What this task involves
Output each entry exactly; skip nothing.

----- Material provided -----

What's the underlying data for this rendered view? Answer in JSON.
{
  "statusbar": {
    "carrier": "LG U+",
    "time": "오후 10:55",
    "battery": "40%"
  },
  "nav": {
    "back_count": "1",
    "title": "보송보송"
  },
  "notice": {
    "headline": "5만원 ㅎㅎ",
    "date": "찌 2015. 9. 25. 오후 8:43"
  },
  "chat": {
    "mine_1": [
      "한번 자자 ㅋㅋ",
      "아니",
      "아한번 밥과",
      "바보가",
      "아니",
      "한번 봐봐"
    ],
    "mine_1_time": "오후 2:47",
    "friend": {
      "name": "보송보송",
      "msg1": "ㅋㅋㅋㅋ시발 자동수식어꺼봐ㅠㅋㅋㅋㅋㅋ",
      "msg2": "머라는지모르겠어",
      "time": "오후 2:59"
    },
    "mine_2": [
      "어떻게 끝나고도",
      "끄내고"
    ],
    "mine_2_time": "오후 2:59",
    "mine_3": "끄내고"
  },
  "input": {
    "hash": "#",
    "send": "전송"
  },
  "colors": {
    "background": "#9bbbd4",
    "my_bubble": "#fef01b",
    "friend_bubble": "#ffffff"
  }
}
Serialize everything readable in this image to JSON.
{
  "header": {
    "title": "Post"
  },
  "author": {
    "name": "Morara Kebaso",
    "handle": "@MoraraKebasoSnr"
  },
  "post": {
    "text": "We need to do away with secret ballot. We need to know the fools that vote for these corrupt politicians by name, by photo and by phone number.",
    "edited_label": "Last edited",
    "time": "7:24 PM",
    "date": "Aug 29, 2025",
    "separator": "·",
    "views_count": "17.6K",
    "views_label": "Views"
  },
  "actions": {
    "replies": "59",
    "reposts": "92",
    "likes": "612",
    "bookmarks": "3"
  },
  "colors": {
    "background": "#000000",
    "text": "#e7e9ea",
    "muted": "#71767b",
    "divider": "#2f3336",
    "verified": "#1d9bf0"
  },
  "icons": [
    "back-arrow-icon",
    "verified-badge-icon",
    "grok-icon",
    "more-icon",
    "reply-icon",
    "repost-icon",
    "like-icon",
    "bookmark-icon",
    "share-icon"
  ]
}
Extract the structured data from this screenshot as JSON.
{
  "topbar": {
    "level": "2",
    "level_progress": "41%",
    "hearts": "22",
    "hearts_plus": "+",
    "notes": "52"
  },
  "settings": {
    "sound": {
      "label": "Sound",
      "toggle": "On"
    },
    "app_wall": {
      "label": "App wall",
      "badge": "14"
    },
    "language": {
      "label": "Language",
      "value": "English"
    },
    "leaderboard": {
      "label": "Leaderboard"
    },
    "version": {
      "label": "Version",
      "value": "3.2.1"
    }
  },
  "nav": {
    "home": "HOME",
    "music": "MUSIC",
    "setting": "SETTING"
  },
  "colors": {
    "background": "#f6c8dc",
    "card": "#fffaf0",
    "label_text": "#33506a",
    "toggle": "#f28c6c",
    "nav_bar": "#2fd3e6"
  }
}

-----

Result
What's the underlying data for this rendered view? Answer in JSON.
{
  "statusbar": {
    "carrier": "LG U+",
    "time": "오후 10:55",
    "battery": "40%"
  },
  "nav": {
    "back_count": "1",
    "title": "보송보송"
  },
  "notice": {
    "headline": "5만원 ㅎㅎ",
    "date": "찌 2015. 9. 25. 오후 8:43"
  },
  "chat": {
    "mine_1": [
      "한번 자자 ㅋㅋ",
      "아니",
      "아한번 밥과",
      "바보가",
      "아니",
      "한번 봐봐"
    ],
    "mine_1_time": "오후 2:47",
    "friend": {
      "name": "보송보송",
      "msg1": "ㅋㅋㅋㅋ시발 자동수식어꺼봐ㅠㅋㅋㅋㅋㅋ",
      "msg2": "머라는지모르겠어",
      "time": "오후 2:59"
    },
    "mine_2": [
      "어떻게 끝나고도",
      "끄내고"
    ],
    "mine_2_time": "오후 2:59",
    "mine_3": "끄내고"
  },
  "input": {
    "hash": "#",
    "send": "전송"
  },
  "colors": {
    "background": "#9bbbd4",
    "my_bubble": "#fef01b",
    "friend_bubble": "#ffffff"
  }
}
Serialize everything readable in this image to JSON.
{
  "header": {
    "title": "Post"
  },
  "author": {
    "name": "Morara Kebaso",
    "handle": "@MoraraKebasoSnr"
  },
  "post": {
    "text": "We need to do away with secret ballot. We need to know the fools that vote for these corrupt politicians by name, by photo and by phone number.",
    "edited_label": "Last edited",
    "time": "7:24 PM",
    "date": "Aug 29, 2025",
    "separator": "·",
    "views_count": "17.6K",
    "views_label": "Views"
  },
  "actions": {
    "replies": "59",
    "reposts": "92",
    "likes": "612",
    "bookmarks": "3"
  },
  "colors": {
    "background": "#000000",
    "text": "#e7e9ea",
    "muted": "#71767b",
    "divider": "#2f3336",
    "verified": "#1d9bf0"
  },
  "icons": [
    "back-arrow-icon",
    "verified-badge-icon",
    "grok-icon",
    "more-icon",
    "reply-icon",
    "repost-icon",
    "like-icon",
    "bookmark-icon",
    "share-icon"
  ]
}
Extract the structured data from this screenshot as JSON.
{
  "topbar": {
    "level": "2",
    "level_progress": "41%",
    "hearts": "22",
    "hearts_plus": "+",
    "notes": "52"
  },
  "settings": {
    "sound": {
      "label": "Sound",
      "toggle": "On"
    },
    "app_wall": {
      "label": "App wall",
      "badge": "14"
    },
    "language": {
      "label": "Language",
      "value": "English"
    },
    "leaderboard": {
      "label": "Leaderboard"
    },
    "version": {
      "label": "Version",
      "value": "3.2.1"
    }
  },
  "nav": {
    "home": "HOME",
    "music": "MUSIC",
    "setting": "SETTING"
  },
  "colors": {
    "background": "#f6c8dc",
    "card": "#fffaf0",
    "label_text": "#33506a",
    "toggle": "#f28c6c",
    "nav_bar": "#2fd3e6"
  }
}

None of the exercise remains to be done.